Stored data
□ □ □
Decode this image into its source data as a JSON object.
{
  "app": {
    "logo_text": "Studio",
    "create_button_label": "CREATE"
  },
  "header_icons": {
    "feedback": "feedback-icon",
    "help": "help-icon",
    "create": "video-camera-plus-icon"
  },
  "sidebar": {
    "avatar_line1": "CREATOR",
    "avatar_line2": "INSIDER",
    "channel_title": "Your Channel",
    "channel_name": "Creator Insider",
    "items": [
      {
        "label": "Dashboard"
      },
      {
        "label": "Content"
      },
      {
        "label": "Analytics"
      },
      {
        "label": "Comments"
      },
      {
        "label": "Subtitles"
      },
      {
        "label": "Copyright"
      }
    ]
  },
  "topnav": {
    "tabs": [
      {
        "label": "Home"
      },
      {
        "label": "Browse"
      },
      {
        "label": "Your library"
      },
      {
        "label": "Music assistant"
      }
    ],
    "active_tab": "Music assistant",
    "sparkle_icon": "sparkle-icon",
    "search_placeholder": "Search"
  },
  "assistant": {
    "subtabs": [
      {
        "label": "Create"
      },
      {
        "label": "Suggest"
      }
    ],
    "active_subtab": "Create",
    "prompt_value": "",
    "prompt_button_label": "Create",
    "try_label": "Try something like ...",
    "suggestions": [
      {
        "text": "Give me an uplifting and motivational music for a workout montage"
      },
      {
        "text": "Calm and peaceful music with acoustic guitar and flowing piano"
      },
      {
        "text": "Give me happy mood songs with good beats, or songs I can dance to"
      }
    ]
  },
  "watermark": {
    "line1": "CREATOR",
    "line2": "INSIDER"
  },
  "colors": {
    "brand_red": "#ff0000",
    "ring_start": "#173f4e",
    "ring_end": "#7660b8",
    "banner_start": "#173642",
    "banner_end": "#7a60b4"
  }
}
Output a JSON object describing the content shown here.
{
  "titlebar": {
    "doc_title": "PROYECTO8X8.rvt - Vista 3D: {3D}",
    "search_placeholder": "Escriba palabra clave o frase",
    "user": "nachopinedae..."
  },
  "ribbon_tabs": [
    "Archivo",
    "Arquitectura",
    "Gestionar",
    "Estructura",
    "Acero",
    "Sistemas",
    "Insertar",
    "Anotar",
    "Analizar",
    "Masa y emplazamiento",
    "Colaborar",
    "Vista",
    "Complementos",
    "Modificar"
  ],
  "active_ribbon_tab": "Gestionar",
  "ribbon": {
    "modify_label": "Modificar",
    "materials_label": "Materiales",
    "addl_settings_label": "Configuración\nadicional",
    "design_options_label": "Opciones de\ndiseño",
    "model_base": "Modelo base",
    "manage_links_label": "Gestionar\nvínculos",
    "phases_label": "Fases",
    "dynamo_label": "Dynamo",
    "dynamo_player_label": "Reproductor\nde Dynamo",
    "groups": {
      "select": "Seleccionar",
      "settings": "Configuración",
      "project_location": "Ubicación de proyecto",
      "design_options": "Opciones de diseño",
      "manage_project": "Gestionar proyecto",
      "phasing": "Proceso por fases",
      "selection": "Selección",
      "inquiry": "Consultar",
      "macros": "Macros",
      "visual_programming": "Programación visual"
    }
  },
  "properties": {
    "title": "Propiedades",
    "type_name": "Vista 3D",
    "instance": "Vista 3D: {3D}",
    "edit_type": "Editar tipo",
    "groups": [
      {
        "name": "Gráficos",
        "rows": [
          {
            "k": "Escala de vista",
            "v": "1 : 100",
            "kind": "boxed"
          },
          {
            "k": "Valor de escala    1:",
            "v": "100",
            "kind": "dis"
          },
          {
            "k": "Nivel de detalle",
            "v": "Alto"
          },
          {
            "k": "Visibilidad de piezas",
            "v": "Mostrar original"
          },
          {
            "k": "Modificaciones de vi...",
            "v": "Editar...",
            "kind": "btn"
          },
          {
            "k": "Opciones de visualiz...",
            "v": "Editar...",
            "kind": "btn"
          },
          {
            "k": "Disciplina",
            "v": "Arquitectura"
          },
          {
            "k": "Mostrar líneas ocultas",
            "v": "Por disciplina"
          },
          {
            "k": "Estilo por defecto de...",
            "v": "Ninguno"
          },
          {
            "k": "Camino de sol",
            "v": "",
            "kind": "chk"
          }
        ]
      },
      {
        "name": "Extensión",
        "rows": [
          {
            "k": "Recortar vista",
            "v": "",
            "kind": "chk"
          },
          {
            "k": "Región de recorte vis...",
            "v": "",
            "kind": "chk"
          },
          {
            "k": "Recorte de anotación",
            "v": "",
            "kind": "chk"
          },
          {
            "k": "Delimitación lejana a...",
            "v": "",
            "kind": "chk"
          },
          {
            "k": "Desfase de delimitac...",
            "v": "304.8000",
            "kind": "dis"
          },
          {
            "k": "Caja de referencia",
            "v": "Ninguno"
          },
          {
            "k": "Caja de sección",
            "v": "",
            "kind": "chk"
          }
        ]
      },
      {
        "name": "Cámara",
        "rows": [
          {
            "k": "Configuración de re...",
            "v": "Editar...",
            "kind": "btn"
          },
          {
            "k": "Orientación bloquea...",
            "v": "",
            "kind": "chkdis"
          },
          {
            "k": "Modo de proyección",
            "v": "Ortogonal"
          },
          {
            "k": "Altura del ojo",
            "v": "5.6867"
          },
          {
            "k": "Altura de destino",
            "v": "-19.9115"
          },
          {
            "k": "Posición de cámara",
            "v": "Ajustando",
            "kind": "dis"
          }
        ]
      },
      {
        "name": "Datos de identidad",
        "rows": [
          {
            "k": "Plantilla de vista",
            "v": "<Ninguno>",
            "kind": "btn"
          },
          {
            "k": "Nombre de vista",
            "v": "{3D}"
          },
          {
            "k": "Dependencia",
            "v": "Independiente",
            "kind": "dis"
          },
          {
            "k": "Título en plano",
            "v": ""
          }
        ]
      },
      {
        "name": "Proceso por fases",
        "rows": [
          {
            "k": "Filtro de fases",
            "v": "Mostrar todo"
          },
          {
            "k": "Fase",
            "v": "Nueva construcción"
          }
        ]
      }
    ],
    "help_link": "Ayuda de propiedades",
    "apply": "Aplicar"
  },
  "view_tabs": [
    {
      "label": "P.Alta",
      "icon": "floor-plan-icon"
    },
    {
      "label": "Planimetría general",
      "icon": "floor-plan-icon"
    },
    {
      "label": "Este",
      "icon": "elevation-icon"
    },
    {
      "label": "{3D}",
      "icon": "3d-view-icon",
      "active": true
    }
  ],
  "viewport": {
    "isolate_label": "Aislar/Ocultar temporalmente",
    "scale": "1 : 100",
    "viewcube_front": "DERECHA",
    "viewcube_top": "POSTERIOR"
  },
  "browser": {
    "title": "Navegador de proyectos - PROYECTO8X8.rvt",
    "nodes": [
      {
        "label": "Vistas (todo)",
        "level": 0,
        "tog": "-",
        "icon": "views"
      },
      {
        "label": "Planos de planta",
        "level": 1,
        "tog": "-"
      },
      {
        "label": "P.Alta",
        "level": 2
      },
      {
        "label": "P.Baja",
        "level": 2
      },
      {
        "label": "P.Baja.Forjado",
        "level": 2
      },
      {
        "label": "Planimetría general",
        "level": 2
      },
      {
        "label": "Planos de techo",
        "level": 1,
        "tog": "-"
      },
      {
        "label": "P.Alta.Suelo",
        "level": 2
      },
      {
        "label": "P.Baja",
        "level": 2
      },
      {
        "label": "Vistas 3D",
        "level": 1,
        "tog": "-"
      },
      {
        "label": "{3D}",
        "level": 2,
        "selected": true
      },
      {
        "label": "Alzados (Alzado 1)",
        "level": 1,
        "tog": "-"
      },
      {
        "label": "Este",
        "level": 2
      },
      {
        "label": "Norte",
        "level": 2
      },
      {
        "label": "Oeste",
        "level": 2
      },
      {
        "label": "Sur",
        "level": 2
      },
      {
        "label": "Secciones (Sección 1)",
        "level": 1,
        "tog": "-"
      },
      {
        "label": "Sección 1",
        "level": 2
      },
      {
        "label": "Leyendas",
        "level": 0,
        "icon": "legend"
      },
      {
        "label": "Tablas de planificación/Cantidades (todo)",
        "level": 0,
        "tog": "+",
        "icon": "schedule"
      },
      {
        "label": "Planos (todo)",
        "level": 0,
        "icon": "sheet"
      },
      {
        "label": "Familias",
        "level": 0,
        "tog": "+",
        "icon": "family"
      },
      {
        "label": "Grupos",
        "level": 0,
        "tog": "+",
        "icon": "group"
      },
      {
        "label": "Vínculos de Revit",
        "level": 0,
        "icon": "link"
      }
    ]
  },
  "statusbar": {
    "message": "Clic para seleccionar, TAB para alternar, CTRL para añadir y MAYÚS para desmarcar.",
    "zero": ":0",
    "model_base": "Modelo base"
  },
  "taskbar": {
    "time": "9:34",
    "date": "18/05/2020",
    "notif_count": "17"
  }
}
□ □ □
### GIVEN INSTRUCTION
Determine the count of lines in the data above with the string "object" in them, and give that count alone.

### RESULT FOR THIS TASK
2